Dataset records:
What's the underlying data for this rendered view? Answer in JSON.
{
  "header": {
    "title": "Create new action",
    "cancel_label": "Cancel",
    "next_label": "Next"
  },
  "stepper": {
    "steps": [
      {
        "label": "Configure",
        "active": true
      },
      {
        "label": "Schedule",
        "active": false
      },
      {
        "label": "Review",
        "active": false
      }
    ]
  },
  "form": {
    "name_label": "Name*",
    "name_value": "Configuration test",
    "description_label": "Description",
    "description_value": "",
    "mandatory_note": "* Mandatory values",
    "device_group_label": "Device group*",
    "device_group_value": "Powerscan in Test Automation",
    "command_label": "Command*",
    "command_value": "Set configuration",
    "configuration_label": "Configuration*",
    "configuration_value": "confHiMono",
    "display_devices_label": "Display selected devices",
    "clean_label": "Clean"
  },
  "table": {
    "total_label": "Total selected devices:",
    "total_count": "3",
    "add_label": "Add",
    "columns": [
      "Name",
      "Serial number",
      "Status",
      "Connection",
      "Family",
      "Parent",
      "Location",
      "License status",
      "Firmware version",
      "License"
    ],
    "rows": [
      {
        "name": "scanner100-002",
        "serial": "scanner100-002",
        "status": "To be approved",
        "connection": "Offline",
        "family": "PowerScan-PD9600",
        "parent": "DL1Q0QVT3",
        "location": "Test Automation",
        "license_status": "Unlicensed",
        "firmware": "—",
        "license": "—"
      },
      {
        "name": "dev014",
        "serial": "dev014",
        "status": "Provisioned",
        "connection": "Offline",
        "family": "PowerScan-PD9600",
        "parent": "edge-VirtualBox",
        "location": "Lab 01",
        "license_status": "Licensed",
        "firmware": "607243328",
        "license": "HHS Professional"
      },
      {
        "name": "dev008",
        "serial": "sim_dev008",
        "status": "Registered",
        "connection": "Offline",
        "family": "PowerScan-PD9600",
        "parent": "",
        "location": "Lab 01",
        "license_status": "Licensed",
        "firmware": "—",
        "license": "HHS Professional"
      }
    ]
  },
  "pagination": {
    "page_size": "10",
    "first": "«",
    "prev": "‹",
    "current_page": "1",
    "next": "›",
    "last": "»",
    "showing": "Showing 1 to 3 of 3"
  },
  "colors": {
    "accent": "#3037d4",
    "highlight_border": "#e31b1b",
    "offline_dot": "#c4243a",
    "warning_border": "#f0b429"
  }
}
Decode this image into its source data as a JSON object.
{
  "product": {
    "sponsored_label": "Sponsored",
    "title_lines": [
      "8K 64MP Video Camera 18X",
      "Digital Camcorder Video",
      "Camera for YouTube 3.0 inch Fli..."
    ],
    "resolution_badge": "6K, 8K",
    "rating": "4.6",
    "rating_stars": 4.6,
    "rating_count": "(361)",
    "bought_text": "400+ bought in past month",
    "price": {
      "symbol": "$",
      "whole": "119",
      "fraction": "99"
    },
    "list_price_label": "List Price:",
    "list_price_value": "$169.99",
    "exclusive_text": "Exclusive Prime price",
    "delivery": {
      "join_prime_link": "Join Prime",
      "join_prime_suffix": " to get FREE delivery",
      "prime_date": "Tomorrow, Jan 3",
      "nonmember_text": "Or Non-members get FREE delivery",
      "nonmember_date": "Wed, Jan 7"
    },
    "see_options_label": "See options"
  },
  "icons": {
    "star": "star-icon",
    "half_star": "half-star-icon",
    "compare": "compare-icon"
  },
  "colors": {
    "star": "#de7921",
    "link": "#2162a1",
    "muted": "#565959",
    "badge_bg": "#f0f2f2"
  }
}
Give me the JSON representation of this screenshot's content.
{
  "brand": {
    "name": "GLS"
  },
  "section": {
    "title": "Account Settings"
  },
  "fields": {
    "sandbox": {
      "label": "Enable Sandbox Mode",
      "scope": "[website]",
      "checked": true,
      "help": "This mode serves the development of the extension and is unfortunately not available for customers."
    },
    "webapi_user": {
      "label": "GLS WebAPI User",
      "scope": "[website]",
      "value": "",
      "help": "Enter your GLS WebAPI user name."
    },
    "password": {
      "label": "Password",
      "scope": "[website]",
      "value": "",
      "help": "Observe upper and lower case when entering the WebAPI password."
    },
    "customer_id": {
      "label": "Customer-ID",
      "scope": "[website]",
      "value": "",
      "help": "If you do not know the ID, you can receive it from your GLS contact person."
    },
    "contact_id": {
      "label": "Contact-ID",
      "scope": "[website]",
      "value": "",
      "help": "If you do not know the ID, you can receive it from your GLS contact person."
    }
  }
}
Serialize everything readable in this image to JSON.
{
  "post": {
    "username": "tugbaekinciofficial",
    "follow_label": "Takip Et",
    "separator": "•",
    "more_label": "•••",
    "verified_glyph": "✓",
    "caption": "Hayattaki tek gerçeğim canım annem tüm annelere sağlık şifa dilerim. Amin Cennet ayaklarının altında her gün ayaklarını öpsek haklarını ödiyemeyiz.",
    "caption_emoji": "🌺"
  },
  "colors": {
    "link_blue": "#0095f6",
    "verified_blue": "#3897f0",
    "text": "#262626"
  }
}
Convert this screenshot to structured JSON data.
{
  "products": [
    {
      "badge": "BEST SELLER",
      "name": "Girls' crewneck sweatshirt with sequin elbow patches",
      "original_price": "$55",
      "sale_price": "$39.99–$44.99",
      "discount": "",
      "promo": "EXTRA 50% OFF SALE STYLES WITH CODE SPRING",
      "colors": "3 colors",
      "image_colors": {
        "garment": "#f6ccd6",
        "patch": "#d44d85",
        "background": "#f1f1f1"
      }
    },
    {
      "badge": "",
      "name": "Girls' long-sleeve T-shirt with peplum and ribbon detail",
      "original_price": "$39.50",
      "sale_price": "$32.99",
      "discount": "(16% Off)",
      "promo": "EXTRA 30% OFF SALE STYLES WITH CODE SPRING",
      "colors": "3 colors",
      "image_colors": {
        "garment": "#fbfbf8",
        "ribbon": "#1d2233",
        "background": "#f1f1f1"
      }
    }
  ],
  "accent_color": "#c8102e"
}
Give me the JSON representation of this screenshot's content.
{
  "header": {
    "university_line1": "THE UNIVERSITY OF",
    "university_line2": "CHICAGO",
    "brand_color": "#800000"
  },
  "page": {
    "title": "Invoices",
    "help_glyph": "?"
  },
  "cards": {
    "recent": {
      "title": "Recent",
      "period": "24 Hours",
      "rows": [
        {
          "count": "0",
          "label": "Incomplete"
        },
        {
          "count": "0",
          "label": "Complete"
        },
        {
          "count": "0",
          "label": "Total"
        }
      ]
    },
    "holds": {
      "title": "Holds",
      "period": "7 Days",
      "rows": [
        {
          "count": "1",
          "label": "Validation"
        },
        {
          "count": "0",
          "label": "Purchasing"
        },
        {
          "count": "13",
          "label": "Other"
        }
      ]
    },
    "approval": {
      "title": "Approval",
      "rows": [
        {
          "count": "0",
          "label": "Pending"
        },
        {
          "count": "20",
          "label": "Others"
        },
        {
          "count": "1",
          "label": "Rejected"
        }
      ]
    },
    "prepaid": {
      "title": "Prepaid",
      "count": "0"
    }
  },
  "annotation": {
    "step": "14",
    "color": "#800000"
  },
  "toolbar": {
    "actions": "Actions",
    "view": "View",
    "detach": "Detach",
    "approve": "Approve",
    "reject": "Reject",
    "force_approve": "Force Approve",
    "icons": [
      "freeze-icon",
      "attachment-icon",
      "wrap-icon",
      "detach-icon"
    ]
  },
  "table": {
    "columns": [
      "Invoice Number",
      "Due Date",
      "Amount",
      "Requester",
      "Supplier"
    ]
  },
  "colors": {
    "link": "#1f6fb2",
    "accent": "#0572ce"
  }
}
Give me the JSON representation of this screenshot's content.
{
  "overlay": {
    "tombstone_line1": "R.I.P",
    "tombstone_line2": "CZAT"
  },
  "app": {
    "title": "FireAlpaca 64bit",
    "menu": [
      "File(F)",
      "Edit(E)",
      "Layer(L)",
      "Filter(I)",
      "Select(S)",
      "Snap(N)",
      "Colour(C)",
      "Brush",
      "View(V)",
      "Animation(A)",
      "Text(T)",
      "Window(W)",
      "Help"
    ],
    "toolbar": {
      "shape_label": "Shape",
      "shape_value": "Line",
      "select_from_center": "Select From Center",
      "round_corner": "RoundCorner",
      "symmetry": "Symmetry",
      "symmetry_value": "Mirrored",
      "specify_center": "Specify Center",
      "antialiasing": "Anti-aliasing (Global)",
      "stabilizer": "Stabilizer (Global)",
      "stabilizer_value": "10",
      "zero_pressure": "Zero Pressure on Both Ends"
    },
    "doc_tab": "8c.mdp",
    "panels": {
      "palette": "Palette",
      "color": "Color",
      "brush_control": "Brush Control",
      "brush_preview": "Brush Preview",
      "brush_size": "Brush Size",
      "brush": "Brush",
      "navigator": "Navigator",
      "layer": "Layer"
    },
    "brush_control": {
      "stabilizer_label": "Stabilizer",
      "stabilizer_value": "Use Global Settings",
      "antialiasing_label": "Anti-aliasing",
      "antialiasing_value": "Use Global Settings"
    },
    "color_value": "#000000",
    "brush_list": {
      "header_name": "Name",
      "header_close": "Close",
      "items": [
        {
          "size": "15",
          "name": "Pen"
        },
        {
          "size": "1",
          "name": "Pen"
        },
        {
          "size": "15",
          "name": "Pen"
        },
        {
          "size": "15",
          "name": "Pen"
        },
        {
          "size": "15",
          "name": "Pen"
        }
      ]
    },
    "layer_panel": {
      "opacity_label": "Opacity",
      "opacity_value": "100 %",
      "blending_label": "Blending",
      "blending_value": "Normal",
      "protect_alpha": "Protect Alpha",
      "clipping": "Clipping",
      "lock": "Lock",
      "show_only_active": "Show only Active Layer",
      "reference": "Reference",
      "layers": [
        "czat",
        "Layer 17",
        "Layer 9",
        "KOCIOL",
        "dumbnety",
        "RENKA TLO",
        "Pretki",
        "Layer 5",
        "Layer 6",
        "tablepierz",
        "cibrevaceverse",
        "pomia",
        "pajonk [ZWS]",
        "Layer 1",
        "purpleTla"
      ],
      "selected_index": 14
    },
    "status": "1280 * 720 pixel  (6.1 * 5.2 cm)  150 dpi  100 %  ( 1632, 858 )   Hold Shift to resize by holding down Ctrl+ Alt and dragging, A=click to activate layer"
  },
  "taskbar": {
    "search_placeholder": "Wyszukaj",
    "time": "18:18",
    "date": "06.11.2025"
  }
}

Given instruction:
Only lines with "Camera" are wanted here; list each of them.

Completed exercise:
      "8K 64MP Video Camera 18X",
      "Camera for YouTube 3.0 inch Fli..."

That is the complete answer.